Show, in full, each line of the data that contains "digit".

______

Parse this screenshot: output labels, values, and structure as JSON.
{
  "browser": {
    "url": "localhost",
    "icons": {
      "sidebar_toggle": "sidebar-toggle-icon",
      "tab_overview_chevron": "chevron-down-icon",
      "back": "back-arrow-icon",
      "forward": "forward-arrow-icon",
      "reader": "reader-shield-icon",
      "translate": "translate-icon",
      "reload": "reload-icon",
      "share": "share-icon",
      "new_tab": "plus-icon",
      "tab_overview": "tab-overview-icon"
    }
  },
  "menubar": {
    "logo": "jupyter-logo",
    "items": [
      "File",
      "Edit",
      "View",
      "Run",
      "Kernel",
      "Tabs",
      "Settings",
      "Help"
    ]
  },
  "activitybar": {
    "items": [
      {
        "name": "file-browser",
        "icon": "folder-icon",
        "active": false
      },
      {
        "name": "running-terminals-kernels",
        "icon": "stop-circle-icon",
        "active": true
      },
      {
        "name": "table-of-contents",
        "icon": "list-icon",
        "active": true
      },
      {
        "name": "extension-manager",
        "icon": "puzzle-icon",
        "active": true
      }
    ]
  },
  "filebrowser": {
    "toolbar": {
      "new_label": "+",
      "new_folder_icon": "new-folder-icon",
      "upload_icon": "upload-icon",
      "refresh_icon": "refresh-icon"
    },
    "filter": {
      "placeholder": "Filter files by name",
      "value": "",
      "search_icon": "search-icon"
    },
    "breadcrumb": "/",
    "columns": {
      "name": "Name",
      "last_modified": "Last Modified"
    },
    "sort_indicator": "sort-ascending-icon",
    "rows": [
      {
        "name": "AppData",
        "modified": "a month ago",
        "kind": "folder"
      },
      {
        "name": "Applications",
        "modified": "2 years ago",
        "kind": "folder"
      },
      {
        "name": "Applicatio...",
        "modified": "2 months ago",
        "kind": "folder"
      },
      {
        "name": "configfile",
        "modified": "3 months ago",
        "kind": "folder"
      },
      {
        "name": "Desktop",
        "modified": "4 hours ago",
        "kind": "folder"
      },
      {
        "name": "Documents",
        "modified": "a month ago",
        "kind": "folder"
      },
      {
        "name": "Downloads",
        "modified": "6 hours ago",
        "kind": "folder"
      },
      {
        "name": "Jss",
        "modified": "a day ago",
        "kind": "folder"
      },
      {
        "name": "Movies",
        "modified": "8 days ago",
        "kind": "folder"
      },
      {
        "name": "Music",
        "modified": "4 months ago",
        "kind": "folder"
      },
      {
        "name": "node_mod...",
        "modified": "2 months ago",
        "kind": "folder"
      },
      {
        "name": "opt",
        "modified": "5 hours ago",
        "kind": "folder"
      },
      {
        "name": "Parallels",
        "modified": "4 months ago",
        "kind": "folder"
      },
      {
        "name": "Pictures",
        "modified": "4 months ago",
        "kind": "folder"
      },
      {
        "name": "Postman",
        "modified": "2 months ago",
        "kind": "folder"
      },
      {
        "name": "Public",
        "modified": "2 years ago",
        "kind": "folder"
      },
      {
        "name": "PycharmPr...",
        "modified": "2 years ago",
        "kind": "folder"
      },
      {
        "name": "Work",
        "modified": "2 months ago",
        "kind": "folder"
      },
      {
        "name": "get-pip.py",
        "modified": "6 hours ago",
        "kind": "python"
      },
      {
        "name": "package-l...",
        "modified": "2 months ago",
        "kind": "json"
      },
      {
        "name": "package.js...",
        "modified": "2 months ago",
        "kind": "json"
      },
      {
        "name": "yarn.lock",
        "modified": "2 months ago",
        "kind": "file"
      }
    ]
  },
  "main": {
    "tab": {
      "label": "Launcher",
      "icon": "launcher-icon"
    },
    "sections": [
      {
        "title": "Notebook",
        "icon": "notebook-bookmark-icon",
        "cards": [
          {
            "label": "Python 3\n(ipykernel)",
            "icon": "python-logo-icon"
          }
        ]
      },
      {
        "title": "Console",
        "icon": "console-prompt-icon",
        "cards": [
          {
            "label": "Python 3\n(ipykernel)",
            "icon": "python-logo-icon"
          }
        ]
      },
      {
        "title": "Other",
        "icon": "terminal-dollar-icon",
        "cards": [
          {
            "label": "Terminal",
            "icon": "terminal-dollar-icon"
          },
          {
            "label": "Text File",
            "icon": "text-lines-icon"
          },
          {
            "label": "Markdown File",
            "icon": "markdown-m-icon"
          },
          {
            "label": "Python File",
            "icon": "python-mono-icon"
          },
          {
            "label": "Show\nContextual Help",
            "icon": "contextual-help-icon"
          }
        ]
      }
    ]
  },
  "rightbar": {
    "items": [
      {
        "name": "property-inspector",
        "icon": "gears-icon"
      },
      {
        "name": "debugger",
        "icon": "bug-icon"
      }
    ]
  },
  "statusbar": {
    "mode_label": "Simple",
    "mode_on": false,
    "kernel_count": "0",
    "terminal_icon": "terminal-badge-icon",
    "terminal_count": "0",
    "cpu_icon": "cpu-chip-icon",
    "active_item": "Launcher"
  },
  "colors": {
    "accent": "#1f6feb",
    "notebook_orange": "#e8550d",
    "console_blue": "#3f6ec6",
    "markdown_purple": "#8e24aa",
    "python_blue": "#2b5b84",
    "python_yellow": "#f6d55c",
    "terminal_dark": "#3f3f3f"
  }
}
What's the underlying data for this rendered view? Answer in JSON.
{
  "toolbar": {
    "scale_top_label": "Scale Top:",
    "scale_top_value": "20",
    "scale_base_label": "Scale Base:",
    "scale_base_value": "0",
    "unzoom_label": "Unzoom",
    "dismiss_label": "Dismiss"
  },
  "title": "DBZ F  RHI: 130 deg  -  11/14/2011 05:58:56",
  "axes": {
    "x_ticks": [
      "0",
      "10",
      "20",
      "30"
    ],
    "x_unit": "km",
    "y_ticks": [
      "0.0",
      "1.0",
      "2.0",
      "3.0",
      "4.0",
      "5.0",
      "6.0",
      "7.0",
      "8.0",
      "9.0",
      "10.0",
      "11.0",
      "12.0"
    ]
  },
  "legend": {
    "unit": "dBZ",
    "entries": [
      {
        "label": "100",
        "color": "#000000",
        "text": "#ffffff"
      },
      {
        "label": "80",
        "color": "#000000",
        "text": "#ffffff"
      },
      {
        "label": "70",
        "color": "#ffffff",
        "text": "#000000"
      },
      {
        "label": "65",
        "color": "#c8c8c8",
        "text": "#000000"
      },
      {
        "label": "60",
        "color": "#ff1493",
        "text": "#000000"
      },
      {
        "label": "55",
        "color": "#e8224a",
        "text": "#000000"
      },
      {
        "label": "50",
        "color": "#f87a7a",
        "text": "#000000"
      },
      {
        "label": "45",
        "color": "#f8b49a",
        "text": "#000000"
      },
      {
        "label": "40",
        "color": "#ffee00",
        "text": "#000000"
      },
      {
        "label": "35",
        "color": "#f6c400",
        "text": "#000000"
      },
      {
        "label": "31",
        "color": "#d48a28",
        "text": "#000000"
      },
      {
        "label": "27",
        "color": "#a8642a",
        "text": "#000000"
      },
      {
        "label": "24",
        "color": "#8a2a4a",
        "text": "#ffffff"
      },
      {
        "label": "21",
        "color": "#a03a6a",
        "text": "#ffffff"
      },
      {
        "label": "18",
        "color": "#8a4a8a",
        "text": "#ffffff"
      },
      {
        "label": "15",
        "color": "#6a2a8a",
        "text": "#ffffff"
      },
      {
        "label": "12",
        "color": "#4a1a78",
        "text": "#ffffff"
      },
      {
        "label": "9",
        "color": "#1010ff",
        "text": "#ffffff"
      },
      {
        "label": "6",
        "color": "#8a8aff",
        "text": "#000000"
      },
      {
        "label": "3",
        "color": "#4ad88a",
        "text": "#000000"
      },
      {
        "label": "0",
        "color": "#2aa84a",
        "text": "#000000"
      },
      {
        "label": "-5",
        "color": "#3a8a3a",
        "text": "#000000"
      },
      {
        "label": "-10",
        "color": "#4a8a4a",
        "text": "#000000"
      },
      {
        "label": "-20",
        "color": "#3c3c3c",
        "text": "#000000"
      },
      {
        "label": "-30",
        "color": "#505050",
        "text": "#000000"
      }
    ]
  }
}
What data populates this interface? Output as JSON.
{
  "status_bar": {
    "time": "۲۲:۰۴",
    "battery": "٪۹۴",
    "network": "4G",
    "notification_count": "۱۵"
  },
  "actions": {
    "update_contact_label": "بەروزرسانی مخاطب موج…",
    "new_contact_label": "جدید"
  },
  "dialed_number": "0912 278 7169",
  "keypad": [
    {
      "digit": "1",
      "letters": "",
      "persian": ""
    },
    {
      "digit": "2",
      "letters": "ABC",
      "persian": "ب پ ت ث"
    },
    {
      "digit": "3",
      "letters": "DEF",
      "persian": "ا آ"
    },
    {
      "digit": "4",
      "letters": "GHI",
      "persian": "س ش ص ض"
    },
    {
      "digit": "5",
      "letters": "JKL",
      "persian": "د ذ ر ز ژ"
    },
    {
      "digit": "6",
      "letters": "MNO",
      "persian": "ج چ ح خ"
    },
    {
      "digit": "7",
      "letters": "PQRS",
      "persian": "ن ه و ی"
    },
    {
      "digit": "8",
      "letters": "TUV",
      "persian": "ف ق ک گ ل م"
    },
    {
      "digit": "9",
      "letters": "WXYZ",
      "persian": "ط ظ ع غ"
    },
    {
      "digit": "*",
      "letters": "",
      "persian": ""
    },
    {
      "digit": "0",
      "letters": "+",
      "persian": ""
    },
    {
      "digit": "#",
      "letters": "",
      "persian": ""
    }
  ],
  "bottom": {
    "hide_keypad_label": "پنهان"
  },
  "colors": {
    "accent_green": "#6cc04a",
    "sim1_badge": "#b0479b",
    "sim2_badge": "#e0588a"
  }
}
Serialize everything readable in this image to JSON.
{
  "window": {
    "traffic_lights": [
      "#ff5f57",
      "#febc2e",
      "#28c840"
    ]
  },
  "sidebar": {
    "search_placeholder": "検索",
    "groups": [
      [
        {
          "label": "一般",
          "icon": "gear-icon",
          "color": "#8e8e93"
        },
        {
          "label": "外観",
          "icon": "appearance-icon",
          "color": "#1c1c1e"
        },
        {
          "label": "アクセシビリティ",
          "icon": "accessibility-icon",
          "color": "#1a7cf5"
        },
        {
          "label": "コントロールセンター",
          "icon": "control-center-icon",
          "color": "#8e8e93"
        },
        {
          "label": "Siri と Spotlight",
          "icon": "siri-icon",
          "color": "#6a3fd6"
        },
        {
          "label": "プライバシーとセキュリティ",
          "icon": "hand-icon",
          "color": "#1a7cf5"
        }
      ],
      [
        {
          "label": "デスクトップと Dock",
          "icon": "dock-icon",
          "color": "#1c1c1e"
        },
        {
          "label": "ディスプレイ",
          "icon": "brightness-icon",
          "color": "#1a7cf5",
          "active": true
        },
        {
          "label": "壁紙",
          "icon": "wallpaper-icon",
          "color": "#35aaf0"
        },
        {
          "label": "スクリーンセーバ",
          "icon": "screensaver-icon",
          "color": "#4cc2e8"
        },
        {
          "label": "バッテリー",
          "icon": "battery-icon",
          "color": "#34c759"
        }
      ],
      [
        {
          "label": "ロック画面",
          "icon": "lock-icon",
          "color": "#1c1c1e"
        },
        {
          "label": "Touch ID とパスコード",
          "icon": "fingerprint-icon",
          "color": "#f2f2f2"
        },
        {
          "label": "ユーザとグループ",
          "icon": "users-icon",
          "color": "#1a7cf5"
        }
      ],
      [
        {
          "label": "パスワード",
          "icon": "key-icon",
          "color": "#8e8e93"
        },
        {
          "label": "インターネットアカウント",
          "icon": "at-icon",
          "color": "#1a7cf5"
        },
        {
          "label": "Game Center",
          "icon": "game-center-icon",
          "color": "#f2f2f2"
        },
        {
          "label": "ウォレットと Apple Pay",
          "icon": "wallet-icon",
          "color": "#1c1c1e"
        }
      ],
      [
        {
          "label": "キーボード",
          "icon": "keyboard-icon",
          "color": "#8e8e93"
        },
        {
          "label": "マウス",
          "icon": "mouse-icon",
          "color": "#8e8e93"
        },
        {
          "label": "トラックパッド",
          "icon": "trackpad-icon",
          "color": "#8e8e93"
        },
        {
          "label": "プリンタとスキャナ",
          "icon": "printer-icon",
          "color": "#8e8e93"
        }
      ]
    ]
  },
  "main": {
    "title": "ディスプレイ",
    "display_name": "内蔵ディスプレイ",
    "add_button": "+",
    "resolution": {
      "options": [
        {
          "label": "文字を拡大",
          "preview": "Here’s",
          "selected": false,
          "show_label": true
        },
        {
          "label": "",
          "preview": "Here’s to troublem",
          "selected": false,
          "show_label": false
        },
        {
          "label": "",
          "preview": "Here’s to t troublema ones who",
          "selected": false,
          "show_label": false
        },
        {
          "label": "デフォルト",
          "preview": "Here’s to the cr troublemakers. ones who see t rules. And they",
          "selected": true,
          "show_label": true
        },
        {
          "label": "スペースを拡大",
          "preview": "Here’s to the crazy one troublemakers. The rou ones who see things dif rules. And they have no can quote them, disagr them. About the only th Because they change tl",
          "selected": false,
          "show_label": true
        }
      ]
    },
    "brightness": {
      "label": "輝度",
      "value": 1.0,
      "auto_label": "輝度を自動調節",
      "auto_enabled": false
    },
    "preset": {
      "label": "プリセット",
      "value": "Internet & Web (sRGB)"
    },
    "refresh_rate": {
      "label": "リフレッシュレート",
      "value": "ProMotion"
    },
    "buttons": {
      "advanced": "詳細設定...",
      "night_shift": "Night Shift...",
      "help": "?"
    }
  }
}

______

:: Output of the task ::
      "digit": "1",
      "digit": "2",
      "digit": "3",
      "digit": "4",
      "digit": "5",
      "digit": "6",
      "digit": "7",
      "digit": "8",
      "digit": "9",
      "digit": "*",
      "digit": "0",
      "digit": "#",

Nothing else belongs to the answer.